The input
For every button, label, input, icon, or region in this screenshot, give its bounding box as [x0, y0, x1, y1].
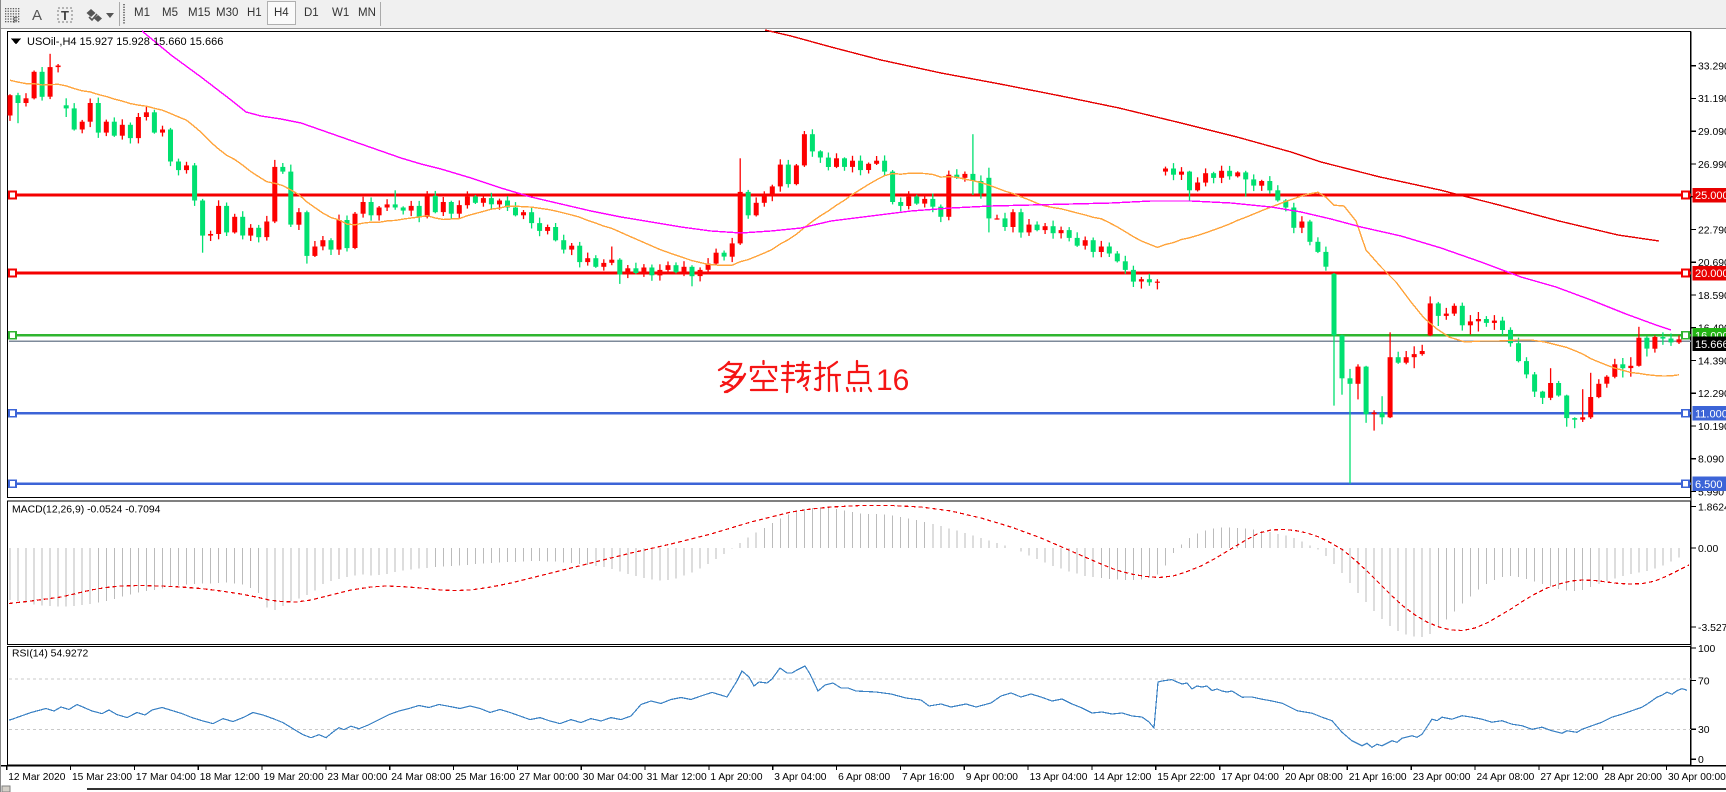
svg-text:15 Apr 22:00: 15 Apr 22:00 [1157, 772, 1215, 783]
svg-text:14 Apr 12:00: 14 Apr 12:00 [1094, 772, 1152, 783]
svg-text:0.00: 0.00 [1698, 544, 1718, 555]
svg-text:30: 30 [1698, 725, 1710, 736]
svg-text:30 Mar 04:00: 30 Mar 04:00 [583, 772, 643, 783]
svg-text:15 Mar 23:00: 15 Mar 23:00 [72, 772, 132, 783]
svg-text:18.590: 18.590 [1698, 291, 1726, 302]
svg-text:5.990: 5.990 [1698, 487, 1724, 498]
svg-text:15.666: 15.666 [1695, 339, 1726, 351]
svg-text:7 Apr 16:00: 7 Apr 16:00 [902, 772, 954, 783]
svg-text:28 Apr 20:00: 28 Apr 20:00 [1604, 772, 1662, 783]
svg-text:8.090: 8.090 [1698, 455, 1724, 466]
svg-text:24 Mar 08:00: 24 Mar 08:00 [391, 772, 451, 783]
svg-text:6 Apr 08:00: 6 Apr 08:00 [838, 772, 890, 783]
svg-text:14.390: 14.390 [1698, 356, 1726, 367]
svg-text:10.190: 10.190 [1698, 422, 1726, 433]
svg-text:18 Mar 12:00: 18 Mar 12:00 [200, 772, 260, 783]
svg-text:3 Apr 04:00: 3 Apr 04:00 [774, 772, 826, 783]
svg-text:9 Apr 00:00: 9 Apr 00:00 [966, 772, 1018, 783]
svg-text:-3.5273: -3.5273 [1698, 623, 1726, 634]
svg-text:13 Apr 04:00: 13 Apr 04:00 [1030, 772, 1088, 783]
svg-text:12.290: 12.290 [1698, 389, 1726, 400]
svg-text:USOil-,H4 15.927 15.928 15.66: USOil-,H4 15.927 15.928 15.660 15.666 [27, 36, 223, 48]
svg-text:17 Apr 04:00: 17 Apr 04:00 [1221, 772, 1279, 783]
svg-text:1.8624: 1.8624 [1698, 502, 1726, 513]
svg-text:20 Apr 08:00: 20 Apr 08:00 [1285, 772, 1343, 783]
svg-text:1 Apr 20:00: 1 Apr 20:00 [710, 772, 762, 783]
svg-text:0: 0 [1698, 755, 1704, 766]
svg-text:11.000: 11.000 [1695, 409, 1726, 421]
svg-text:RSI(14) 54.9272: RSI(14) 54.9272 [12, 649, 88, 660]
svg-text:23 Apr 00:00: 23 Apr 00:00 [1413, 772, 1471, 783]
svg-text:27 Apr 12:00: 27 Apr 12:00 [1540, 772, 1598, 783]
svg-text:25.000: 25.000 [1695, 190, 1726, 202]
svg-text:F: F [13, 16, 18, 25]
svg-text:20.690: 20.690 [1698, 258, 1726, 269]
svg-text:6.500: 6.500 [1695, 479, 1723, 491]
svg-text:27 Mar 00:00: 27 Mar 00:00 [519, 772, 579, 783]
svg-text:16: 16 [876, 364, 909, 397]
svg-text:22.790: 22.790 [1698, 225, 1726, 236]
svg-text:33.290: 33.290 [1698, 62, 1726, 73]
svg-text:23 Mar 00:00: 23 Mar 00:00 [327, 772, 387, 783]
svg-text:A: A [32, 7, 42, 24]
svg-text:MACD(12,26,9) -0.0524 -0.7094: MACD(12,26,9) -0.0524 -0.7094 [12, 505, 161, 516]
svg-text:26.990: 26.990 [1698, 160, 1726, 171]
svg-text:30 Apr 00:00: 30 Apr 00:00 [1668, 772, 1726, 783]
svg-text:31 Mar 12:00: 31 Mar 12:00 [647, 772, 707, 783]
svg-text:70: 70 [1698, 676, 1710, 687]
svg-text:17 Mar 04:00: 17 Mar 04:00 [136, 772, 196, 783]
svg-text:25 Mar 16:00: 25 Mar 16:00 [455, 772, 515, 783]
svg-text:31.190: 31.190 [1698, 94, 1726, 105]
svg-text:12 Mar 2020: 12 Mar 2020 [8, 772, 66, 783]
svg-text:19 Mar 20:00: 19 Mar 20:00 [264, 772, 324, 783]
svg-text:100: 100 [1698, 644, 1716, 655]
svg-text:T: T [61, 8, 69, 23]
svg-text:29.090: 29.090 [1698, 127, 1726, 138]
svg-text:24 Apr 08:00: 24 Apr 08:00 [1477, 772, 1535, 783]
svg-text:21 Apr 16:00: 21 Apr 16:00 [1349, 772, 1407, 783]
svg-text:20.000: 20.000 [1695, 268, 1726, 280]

==

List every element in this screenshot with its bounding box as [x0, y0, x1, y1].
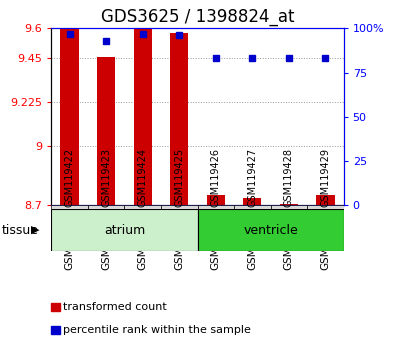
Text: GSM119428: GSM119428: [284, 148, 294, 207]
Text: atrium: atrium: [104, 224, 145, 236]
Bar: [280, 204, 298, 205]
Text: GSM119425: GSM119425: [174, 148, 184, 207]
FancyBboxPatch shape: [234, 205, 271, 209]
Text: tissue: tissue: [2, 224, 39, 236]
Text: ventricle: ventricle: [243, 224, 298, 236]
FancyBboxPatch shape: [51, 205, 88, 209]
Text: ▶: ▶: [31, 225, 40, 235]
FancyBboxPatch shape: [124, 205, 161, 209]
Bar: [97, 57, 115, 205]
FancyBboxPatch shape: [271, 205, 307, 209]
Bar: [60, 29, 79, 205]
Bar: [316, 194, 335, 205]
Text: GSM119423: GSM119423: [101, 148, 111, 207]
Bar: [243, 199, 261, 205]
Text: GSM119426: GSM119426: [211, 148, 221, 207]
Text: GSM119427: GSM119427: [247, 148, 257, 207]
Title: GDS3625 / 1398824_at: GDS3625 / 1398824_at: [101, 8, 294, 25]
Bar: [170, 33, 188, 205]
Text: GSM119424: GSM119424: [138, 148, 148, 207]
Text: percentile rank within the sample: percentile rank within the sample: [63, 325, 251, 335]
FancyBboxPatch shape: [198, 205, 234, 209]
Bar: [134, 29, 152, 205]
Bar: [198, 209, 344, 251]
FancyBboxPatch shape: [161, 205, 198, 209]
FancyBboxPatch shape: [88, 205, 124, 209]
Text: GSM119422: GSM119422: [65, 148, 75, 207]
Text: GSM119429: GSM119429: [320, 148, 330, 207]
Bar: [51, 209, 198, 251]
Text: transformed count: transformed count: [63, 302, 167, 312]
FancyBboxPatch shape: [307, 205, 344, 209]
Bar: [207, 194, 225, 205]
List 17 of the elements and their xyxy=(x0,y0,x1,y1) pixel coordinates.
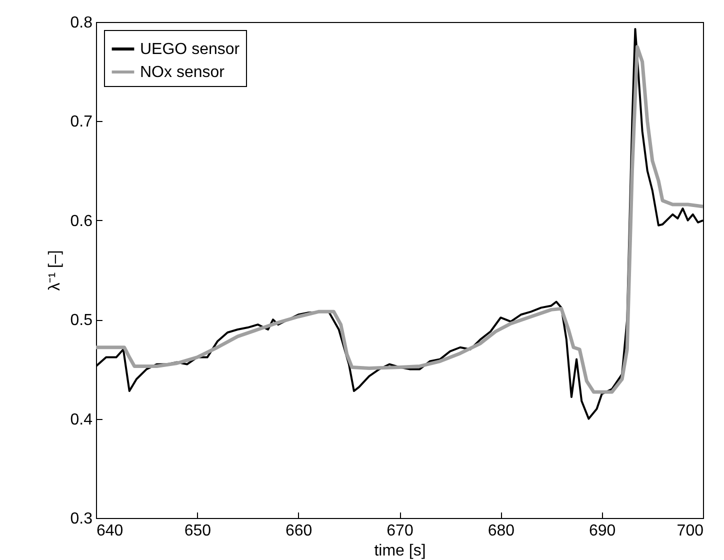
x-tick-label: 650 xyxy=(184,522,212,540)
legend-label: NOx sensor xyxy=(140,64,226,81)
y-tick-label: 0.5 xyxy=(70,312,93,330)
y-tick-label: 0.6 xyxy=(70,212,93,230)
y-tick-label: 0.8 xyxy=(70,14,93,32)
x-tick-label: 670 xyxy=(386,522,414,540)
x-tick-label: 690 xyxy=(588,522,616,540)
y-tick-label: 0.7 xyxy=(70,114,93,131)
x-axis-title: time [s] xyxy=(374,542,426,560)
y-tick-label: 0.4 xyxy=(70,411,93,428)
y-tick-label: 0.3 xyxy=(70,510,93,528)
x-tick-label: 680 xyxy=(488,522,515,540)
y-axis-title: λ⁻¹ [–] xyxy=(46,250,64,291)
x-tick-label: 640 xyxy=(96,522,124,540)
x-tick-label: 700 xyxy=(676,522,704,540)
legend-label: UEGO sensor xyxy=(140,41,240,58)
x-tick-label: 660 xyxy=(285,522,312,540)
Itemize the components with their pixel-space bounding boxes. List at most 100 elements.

Given task
Can you retype the listing lines starting at the one containing "svg-text:15 Apr 22:00: 15" and ending at the one containing "svg-text:15 Mar 23:00: 15", with both of those lines included?

Result for this exercise
svg-text:15 Apr 22:00: 15 Apr 22:00 [1157, 772, 1215, 783]
svg-text:14 Apr 12:00: 14 Apr 12:00 [1094, 772, 1152, 783]
svg-text:0.00: 0.00 [1698, 544, 1718, 555]
svg-text:30: 30 [1698, 725, 1710, 736]
svg-text:30 Mar 04:00: 30 Mar 04:00 [583, 772, 643, 783]
svg-text:15 Mar 23:00: 15 Mar 23:00 [72, 772, 132, 783]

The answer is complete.